● WHAT IS BEING ASKED:
Scan the lines below; pull out those with "name".

● GIVEN DATA:
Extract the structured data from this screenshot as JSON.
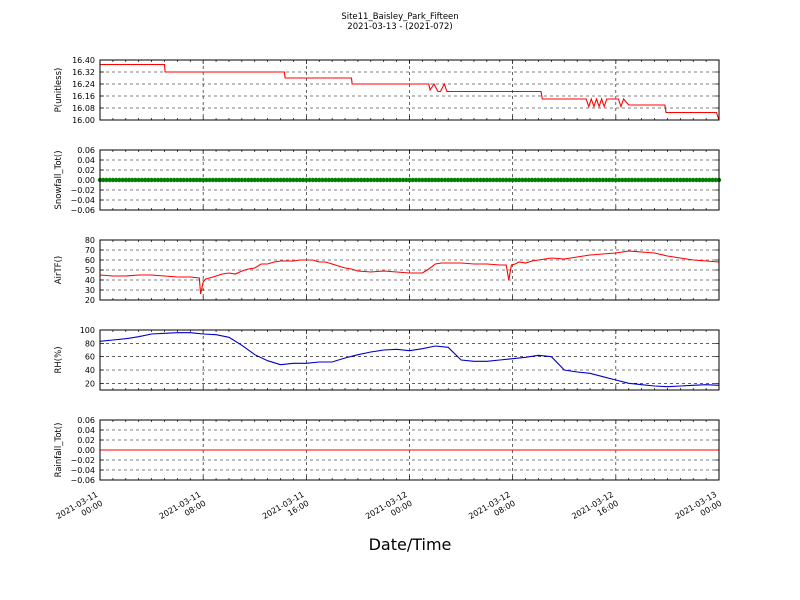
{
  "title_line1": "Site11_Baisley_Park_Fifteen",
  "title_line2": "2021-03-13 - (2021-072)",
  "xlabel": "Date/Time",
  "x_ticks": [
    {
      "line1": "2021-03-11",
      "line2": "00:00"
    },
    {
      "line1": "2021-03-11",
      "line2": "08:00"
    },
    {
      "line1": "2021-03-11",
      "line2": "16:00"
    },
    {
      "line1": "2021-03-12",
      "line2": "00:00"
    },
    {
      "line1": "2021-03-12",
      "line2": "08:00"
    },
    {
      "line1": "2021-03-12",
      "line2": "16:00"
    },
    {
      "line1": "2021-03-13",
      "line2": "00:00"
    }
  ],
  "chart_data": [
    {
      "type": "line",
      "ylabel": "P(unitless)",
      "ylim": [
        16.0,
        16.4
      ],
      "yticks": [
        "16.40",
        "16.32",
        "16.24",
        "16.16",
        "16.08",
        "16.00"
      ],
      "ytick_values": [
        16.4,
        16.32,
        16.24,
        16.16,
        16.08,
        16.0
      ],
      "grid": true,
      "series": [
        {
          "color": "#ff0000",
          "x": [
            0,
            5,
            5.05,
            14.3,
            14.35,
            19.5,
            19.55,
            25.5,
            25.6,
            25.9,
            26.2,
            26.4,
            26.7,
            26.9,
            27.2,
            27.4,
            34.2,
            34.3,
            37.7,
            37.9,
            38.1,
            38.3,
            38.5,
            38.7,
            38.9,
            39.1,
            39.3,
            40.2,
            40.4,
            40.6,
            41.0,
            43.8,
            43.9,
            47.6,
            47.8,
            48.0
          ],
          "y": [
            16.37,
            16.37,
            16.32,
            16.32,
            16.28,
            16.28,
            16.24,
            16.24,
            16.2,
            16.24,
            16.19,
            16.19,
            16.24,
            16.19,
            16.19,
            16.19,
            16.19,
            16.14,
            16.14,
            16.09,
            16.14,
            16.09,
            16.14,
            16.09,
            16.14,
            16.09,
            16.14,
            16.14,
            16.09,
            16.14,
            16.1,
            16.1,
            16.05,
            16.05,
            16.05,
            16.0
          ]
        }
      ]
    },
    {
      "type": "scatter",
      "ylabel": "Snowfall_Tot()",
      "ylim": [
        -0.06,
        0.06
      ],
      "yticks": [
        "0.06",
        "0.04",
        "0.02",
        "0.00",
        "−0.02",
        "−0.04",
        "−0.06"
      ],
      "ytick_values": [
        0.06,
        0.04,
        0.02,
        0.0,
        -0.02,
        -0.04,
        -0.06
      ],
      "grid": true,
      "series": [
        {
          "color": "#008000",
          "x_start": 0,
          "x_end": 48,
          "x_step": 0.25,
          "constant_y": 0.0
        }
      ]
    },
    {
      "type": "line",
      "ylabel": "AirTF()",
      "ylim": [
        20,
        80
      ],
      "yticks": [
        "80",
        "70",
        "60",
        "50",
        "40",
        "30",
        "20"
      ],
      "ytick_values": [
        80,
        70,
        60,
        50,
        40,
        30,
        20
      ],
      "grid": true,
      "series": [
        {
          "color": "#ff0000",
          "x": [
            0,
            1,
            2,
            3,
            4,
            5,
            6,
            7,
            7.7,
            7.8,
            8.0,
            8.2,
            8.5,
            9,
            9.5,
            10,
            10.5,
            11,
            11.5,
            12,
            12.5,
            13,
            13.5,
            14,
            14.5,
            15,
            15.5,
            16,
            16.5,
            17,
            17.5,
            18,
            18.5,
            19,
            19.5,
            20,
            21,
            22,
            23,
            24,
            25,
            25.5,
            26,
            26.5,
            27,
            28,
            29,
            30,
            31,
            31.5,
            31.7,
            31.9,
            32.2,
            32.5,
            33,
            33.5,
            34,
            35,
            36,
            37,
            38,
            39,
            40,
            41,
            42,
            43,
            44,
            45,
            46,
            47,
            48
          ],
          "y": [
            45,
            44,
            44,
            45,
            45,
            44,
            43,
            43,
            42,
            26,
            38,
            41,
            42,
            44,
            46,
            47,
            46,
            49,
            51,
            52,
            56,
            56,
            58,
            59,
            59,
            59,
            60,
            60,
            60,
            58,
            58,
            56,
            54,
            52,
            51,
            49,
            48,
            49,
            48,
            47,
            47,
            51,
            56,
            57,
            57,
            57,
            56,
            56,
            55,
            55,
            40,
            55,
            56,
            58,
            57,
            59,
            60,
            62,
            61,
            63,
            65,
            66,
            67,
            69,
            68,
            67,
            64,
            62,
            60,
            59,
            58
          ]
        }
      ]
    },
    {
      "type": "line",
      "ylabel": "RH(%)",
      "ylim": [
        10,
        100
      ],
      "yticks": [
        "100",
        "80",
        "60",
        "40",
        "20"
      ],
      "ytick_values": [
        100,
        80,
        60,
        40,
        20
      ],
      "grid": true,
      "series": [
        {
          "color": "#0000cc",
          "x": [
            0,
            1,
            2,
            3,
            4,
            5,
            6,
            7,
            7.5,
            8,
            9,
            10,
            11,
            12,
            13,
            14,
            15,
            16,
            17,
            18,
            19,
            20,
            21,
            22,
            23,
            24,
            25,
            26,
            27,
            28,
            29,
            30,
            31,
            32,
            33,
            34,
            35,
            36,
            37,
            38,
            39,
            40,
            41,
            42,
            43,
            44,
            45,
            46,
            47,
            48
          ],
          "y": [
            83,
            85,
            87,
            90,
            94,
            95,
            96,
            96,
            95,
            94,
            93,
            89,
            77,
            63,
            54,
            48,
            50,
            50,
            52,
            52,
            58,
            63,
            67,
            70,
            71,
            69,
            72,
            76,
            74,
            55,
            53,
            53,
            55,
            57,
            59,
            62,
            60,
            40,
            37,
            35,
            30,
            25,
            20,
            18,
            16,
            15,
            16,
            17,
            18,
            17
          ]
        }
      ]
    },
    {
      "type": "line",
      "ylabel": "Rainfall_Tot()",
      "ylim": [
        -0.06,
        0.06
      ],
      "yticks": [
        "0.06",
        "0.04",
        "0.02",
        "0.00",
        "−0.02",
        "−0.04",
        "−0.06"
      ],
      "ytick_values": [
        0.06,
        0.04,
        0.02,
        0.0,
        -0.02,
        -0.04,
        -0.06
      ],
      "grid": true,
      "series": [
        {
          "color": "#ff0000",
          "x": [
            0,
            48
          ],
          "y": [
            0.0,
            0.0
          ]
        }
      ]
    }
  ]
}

==

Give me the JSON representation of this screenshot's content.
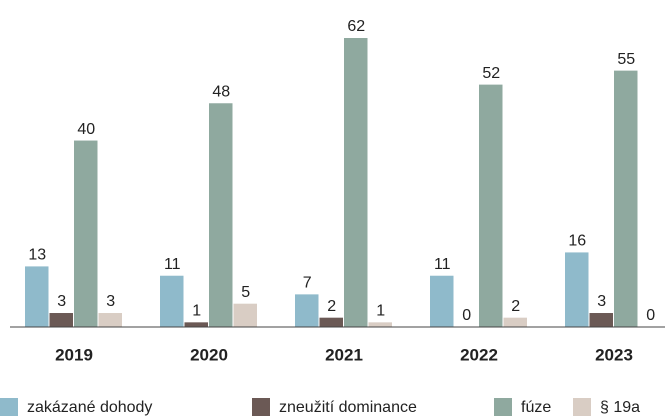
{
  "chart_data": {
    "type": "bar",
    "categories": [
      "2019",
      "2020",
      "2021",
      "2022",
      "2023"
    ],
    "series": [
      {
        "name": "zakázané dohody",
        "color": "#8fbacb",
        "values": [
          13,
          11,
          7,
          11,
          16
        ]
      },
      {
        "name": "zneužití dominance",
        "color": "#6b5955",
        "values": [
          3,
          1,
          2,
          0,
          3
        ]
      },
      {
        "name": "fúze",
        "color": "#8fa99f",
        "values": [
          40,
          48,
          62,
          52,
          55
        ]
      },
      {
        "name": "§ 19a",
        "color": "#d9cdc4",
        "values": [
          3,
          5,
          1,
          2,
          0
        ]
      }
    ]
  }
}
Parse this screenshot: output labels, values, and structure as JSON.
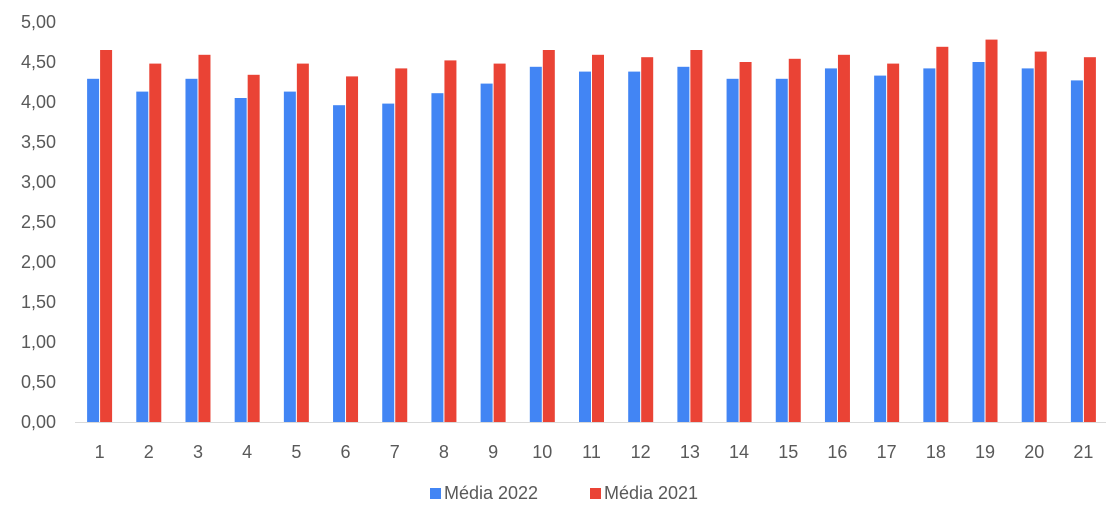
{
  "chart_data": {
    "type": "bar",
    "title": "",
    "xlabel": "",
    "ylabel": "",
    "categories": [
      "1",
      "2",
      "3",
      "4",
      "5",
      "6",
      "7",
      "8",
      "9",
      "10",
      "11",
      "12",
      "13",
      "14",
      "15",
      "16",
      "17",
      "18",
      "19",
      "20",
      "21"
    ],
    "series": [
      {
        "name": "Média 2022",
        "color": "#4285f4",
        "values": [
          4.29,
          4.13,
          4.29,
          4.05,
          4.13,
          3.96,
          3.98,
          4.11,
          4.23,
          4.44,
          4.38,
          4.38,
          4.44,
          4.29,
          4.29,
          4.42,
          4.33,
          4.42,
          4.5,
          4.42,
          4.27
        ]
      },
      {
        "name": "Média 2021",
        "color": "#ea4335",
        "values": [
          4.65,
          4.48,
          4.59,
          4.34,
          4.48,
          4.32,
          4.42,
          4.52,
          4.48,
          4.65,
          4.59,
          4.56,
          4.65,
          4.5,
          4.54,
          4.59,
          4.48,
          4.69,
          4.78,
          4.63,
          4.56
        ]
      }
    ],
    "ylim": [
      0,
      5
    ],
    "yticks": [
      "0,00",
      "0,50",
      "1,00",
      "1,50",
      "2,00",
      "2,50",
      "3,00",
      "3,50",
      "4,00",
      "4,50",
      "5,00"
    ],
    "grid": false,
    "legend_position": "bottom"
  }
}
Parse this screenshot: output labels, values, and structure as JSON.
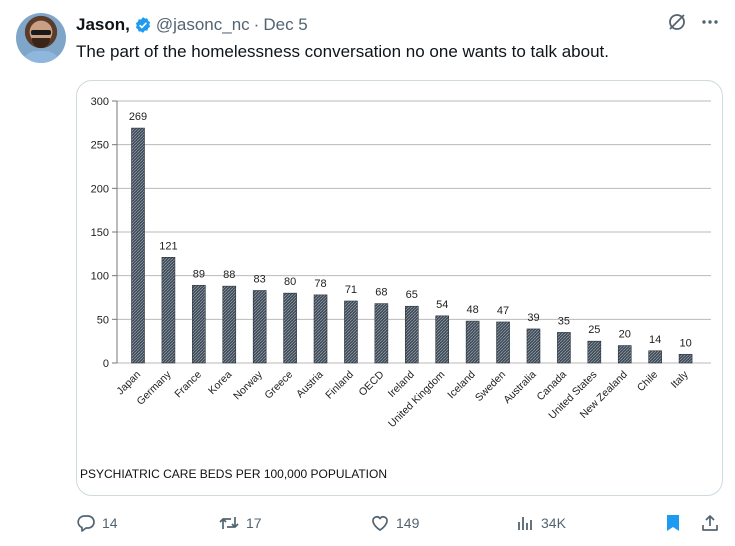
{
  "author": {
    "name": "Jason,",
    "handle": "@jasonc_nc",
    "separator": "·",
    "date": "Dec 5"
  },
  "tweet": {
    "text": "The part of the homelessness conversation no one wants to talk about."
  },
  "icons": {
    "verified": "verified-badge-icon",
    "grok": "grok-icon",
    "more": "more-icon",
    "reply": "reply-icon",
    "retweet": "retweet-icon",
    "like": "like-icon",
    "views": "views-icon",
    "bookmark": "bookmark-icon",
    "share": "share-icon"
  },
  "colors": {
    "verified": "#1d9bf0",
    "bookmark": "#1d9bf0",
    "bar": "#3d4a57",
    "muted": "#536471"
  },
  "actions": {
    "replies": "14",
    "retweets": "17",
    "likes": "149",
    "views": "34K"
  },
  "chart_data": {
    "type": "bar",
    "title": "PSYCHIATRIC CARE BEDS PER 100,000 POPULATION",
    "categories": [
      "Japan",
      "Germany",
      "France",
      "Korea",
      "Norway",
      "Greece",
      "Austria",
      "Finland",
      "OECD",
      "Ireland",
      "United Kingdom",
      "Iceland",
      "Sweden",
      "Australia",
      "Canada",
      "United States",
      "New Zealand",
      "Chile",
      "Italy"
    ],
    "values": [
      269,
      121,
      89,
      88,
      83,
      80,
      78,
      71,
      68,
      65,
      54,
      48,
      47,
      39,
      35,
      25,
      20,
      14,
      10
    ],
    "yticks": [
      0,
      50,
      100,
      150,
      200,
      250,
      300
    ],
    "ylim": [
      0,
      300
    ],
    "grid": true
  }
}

--

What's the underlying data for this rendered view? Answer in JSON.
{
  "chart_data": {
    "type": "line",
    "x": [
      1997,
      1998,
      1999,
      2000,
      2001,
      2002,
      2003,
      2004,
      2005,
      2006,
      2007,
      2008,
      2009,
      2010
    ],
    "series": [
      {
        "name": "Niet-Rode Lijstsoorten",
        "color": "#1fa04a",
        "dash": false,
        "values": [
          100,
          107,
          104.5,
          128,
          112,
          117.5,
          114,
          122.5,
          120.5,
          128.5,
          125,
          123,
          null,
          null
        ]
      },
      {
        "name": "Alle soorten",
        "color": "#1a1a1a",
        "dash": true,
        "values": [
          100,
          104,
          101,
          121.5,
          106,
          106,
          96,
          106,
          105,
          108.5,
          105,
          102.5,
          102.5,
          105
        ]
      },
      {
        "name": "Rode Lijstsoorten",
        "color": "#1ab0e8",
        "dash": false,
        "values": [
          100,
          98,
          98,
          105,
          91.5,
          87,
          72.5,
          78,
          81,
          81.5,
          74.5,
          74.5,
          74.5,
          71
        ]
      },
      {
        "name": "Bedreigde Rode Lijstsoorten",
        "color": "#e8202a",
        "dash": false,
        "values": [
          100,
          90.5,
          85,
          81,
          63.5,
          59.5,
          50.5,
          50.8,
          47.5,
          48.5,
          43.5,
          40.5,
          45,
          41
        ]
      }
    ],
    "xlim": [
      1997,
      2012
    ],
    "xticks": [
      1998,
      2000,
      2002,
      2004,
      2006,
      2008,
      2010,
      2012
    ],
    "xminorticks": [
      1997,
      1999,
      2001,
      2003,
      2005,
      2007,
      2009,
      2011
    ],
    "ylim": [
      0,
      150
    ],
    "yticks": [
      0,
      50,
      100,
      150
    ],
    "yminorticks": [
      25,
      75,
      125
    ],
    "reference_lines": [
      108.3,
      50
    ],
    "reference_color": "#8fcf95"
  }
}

● EXPECTED ANSWER:
        "name": "zakázané dohody",
        "name": "zneužití dominance",
        "name": "fúze",
        "name": "§ 19a",
        "name": "Média 2022",
        "name": "Média 2021",
    "name": "Jason,",
        "name": "Niet-Rode Lijstsoorten",
        "name": "Alle soorten",
        "name": "Rode Lijstsoorten",
        "name": "Bedreigde Rode Lijstsoorten",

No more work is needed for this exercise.